▸ WHAT THE EXERCISE ASKS
Reproduce the records below in full and word for word, excluding pictures.

▸ ENTRIES SUPPLIED
────────

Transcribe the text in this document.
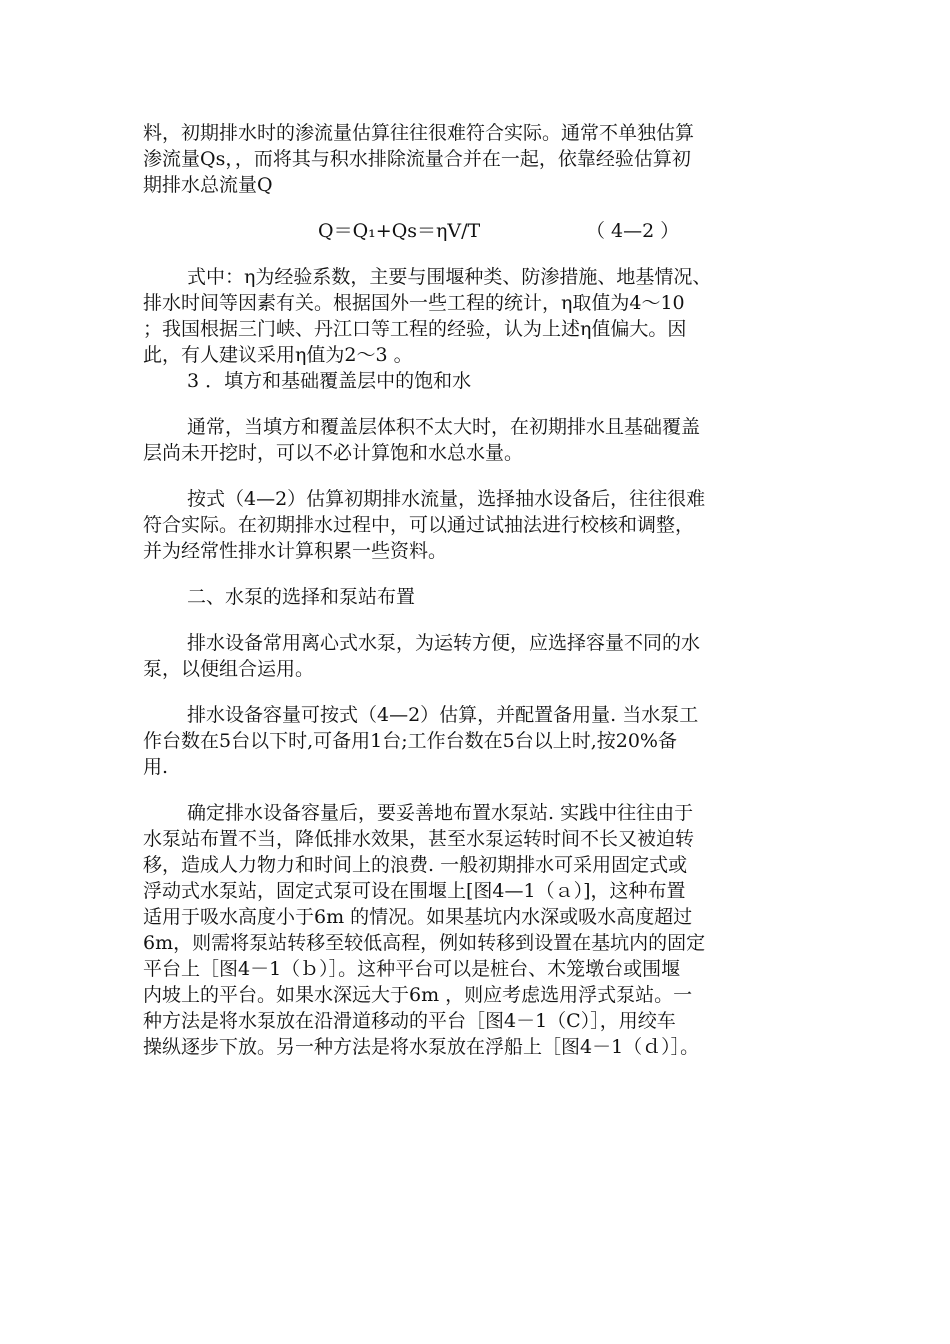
料，初期排水时的渗流量估算往往很难符合实际。通常不单独估算
渗流量Qs，，而将其与积水排除流量合并在一起，依靠经验估算初
期排水总流量Q

Q＝Q₁+Qs＝ηV/T	（ 4—2 ）

式中：η为经验系数，主要与围堰种类、防渗措施、地基情况、
排水时间等因素有关。根据国外一些工程的统计，η取值为4～10
；我国根据三门峡、丹江口等工程的经验，认为上述η值偏大。因
此，有人建议采用η值为2～3 。
3 ．填方和基础覆盖层中的饱和水

通常，当填方和覆盖层体积不太大时，在初期排水且基础覆盖
层尚未开挖时，可以不必计算饱和水总水量。

按式（4—2）估算初期排水流量，选择抽水设备后，往往很难
符合实际。在初期排水过程中，可以通过试抽法进行校核和调整，
并为经常性排水计算积累一些资料。

二、水泵的选择和泵站布置

排水设备常用离心式水泵，为运转方便，应选择容量不同的水
泵，以便组合运用。

排水设备容量可按式（4—2）估算，并配置备用量. 当水泵工
作台数在5台以下时,可备用1台;工作台数在5台以上时,按20%备
用.

确定排水设备容量后，要妥善地布置水泵站. 实践中往往由于
水泵站布置不当，降低排水效果，甚至水泵运转时间不长又被迫转
移，造成人力物力和时间上的浪费. 一般初期排水可采用固定式或
浮动式水泵站，固定式泵可设在围堰上[图4—1（ａ）]，这种布置
适用于吸水高度小于6m 的情况。如果基坑内水深或吸水高度超过
6m，则需将泵站转移至较低高程，例如转移到设置在基坑内的固定
平台上［图4－1（ｂ）］。这种平台可以是桩台、木笼墩台或围堰
内坡上的平台。如果水深远大于6m ，则应考虑选用浮式泵站。一
种方法是将水泵放在沿滑道移动的平台［图4－1（C）］，用绞车
操纵逐步下放。另一种方法是将水泵放在浮船上［图4－1（ｄ）］。
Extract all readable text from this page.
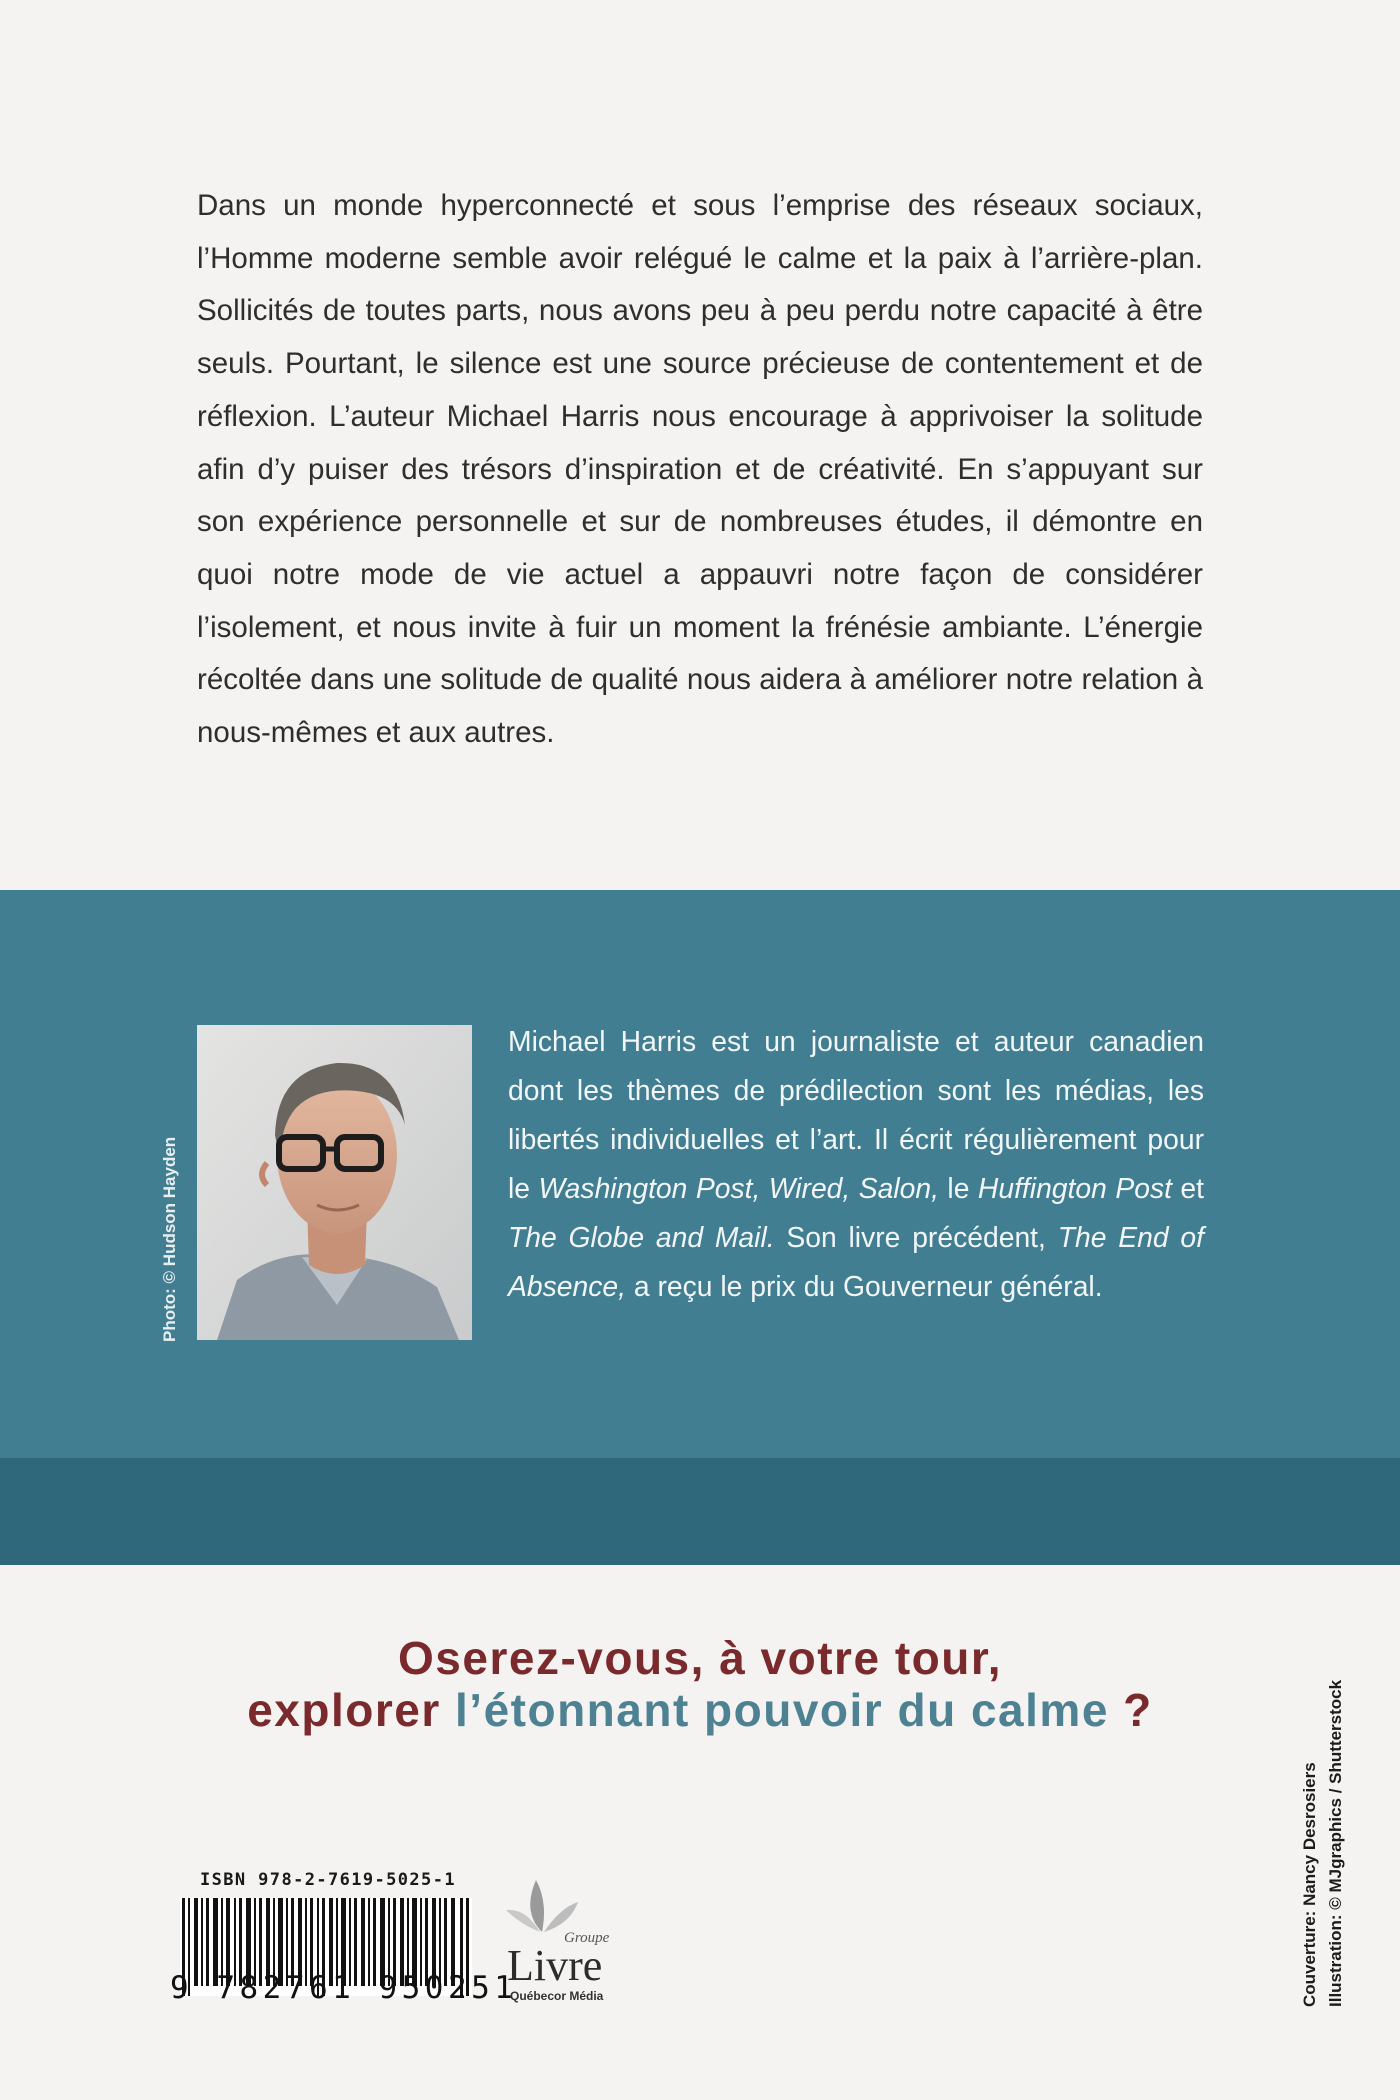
Dans un monde hyperconnecté et sous l’emprise des réseaux sociaux, l’Homme moderne semble avoir relégué le calme et la paix à l’arrière-plan. Sollicités de toutes parts, nous avons peu à peu perdu notre capacité à être seuls. Pourtant, le silence est une source précieuse de contentement et de réflexion. L’auteur Michael Harris nous encourage à apprivoiser la solitude afin d’y puiser des trésors d’inspiration et de créativité. En s’appuyant sur son expérience personnelle et sur de nombreuses études, il démontre en quoi notre mode de vie actuel a appauvri notre façon de considérer l’isolement, et nous invite à fuir un moment la frénésie ambiante. L’énergie récoltée dans une solitude de qualité nous aidera à améliorer notre relation à nous-mêmes et aux autres.

Photo: © Hudson Hayden

Michael Harris est un journaliste et auteur canadien dont les thèmes de prédilection sont les médias, les libertés individuelles et l’art. Il écrit régulièrement pour le Washington Post, Wired, Salon, le Huffington Post et The Globe and Mail. Son livre précédent, The End of Absence, a reçu le prix du Gouverneur général.

Oserez-vous, à votre tour,
explorer l’étonnant pouvoir du calme ?

ISBN 978-2-7619-5025-1
9 782761 950251
Groupe
Livre
Québecor Média	Couverture: Nancy Desrosiers Illustration: © MJgraphics / Shutterstock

────────

▸ SOLUTION TO THE PROBLEM
Transcribe the text in this document.
料，初期排水时的渗流量估算往往很难符合实际。通常不单独估算
渗流量Qs，，而将其与积水排除流量合并在一起，依靠经验估算初
期排水总流量Q

Q＝Q₁+Qs＝ηV/T	（ 4—2 ）

式中：η为经验系数，主要与围堰种类、防渗措施、地基情况、
排水时间等因素有关。根据国外一些工程的统计，η取值为4～10
；我国根据三门峡、丹江口等工程的经验，认为上述η值偏大。因
此，有人建议采用η值为2～3 。
3 ．填方和基础覆盖层中的饱和水

通常，当填方和覆盖层体积不太大时，在初期排水且基础覆盖
层尚未开挖时，可以不必计算饱和水总水量。

按式（4—2）估算初期排水流量，选择抽水设备后，往往很难
符合实际。在初期排水过程中，可以通过试抽法进行校核和调整，
并为经常性排水计算积累一些资料。

二、水泵的选择和泵站布置

排水设备常用离心式水泵，为运转方便，应选择容量不同的水
泵，以便组合运用。

排水设备容量可按式（4—2）估算，并配置备用量. 当水泵工
作台数在5台以下时,可备用1台;工作台数在5台以上时,按20%备
用.

确定排水设备容量后，要妥善地布置水泵站. 实践中往往由于
水泵站布置不当，降低排水效果，甚至水泵运转时间不长又被迫转
移，造成人力物力和时间上的浪费. 一般初期排水可采用固定式或
浮动式水泵站，固定式泵可设在围堰上[图4—1（ａ）]，这种布置
适用于吸水高度小于6m 的情况。如果基坑内水深或吸水高度超过
6m，则需将泵站转移至较低高程，例如转移到设置在基坑内的固定
平台上［图4－1（ｂ）］。这种平台可以是桩台、木笼墩台或围堰
内坡上的平台。如果水深远大于6m ，则应考虑选用浮式泵站。一
种方法是将水泵放在沿滑道移动的平台［图4－1（C）］，用绞车
操纵逐步下放。另一种方法是将水泵放在浮船上［图4－1（ｄ）］。
Extract all readable text from this page.
Dans un monde hyperconnecté et sous l’emprise des réseaux sociaux, l’Homme moderne semble avoir relégué le calme et la paix à l’arrière-plan. Sollicités de toutes parts, nous avons peu à peu perdu notre capacité à être seuls. Pourtant, le silence est une source précieuse de contentement et de réflexion. L’auteur Michael Harris nous encourage à apprivoiser la solitude afin d’y puiser des trésors d’inspiration et de créativité. En s’appuyant sur son expérience personnelle et sur de nombreuses études, il démontre en quoi notre mode de vie actuel a appauvri notre façon de considérer l’isolement, et nous invite à fuir un moment la frénésie ambiante. L’énergie récoltée dans une solitude de qualité nous aidera à améliorer notre relation à nous-mêmes et aux autres.

Photo: © Hudson Hayden

Michael Harris est un journaliste et auteur canadien dont les thèmes de prédilection sont les médias, les libertés individuelles et l’art. Il écrit régulièrement pour le Washington Post, Wired, Salon, le Huffington Post et The Globe and Mail. Son livre précédent, The End of Absence, a reçu le prix du Gouverneur général.

Oserez-vous, à votre tour,
explorer l’étonnant pouvoir du calme ?

ISBN 978-2-7619-5025-1
9 782761 950251
Groupe
Livre
Québecor Média	Couverture: Nancy Desrosiers Illustration: © MJgraphics / Shutterstock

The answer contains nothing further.